» **A block of data**:
- - - -
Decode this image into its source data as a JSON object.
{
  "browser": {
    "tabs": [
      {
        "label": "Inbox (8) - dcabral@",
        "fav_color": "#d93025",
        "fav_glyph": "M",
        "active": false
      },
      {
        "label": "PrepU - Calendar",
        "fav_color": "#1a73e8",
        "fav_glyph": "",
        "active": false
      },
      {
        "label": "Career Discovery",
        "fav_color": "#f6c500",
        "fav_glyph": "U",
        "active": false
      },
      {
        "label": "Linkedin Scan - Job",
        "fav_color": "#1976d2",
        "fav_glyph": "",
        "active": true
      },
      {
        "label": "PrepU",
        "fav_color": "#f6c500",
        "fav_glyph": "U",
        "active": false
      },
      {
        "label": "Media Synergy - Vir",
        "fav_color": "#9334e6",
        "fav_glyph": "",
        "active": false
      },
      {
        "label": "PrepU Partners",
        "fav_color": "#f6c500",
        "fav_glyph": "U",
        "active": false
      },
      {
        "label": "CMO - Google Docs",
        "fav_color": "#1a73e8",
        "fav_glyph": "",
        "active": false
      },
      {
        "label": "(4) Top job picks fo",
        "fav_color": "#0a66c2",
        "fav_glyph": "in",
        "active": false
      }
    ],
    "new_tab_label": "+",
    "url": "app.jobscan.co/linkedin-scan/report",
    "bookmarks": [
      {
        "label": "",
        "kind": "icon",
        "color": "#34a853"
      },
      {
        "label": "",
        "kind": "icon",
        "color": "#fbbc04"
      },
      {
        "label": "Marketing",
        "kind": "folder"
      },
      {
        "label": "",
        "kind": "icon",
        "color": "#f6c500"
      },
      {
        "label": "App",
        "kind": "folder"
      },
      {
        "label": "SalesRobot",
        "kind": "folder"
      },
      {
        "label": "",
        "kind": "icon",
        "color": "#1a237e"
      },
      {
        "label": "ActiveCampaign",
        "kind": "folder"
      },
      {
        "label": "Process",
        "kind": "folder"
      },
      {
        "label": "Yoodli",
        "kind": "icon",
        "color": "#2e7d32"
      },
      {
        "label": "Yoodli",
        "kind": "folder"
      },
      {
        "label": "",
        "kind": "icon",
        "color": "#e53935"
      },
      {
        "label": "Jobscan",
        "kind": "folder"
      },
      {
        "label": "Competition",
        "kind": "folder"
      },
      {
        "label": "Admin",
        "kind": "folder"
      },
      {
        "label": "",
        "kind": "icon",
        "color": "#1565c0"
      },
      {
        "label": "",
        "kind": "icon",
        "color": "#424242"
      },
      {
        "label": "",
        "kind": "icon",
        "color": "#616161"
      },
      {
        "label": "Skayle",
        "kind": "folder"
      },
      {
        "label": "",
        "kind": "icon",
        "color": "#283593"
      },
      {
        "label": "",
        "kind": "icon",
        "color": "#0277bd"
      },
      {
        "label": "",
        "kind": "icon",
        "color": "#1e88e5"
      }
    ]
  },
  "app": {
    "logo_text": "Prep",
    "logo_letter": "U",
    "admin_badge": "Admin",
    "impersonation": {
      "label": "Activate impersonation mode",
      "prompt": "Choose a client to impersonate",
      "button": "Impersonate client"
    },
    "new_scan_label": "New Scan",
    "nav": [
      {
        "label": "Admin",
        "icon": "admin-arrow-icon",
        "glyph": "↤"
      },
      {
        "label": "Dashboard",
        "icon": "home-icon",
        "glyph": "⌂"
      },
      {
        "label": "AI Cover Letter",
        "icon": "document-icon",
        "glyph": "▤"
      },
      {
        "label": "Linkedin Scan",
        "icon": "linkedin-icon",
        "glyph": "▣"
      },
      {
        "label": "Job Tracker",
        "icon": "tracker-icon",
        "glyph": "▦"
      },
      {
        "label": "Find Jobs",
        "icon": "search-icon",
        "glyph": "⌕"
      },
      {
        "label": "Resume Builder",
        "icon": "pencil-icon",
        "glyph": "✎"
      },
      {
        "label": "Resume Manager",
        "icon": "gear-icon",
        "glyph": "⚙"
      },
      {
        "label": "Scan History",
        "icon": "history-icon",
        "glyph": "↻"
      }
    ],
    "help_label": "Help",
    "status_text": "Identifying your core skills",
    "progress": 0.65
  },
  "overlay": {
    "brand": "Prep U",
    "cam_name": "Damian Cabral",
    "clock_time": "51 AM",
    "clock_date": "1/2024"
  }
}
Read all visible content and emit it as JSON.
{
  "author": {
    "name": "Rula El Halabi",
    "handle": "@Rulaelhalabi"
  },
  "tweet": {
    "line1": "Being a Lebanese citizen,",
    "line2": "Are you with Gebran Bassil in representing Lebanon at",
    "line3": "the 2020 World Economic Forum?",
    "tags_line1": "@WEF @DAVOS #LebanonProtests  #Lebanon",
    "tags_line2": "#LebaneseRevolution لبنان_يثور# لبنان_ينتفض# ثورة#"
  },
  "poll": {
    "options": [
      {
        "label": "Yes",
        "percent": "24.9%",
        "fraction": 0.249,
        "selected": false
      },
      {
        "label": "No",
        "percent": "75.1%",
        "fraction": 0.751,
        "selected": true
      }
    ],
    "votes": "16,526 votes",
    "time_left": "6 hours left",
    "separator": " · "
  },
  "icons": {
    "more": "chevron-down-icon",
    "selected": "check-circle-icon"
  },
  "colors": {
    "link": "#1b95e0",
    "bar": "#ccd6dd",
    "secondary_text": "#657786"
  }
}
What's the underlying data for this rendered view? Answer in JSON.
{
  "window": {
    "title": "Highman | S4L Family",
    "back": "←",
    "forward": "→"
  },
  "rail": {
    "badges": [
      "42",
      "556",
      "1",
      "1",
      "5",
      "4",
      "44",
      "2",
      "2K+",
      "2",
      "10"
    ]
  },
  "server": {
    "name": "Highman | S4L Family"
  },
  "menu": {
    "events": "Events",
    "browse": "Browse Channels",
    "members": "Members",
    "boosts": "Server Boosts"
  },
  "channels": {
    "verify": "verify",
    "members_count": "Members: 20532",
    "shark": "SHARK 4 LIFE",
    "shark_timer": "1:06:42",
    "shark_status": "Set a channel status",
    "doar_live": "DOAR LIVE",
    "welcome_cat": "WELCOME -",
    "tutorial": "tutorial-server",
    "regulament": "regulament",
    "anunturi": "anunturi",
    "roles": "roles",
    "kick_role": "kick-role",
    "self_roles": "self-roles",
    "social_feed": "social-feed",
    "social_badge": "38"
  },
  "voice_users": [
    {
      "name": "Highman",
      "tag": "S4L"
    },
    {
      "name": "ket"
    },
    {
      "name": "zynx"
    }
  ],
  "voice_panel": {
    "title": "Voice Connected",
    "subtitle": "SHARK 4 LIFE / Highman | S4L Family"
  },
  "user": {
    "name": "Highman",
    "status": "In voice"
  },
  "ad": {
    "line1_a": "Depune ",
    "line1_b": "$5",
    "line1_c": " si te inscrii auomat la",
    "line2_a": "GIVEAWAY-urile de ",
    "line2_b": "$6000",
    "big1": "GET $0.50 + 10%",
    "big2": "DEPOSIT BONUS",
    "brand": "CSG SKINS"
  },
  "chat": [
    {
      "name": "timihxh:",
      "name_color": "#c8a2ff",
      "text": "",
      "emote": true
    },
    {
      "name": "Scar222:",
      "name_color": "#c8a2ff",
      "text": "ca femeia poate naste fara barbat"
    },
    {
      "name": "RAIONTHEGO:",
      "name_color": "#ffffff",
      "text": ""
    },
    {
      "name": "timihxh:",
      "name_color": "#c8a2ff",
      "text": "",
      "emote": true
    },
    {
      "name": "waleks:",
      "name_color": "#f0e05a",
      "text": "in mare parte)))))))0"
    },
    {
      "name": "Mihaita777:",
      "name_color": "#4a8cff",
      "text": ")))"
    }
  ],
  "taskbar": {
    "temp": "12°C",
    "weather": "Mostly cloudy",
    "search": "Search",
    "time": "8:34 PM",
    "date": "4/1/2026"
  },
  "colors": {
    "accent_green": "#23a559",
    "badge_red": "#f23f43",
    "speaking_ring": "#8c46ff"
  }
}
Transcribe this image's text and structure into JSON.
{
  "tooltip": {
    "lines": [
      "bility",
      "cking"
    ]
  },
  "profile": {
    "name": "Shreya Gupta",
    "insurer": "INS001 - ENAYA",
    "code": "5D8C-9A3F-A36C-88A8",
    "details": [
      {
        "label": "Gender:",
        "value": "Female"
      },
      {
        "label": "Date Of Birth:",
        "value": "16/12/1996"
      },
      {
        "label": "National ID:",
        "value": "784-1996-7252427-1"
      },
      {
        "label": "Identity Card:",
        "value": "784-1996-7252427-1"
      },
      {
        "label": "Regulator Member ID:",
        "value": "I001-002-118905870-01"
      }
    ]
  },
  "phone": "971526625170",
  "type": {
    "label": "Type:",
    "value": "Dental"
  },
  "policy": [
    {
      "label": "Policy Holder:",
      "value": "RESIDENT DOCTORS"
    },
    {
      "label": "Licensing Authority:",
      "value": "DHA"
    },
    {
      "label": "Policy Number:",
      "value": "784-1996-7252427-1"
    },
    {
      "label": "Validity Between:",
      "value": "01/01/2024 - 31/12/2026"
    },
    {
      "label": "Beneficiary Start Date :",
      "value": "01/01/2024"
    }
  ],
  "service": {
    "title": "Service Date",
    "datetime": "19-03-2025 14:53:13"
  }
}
- - - -
» **Request**: Show all lines from the data above in which the word "Family" appears.

» **Correct answer**:
    "title": "Highman | S4L Family",
    "name": "Highman | S4L Family"
    "subtitle": "SHARK 4 LIFE / Highman | S4L Family"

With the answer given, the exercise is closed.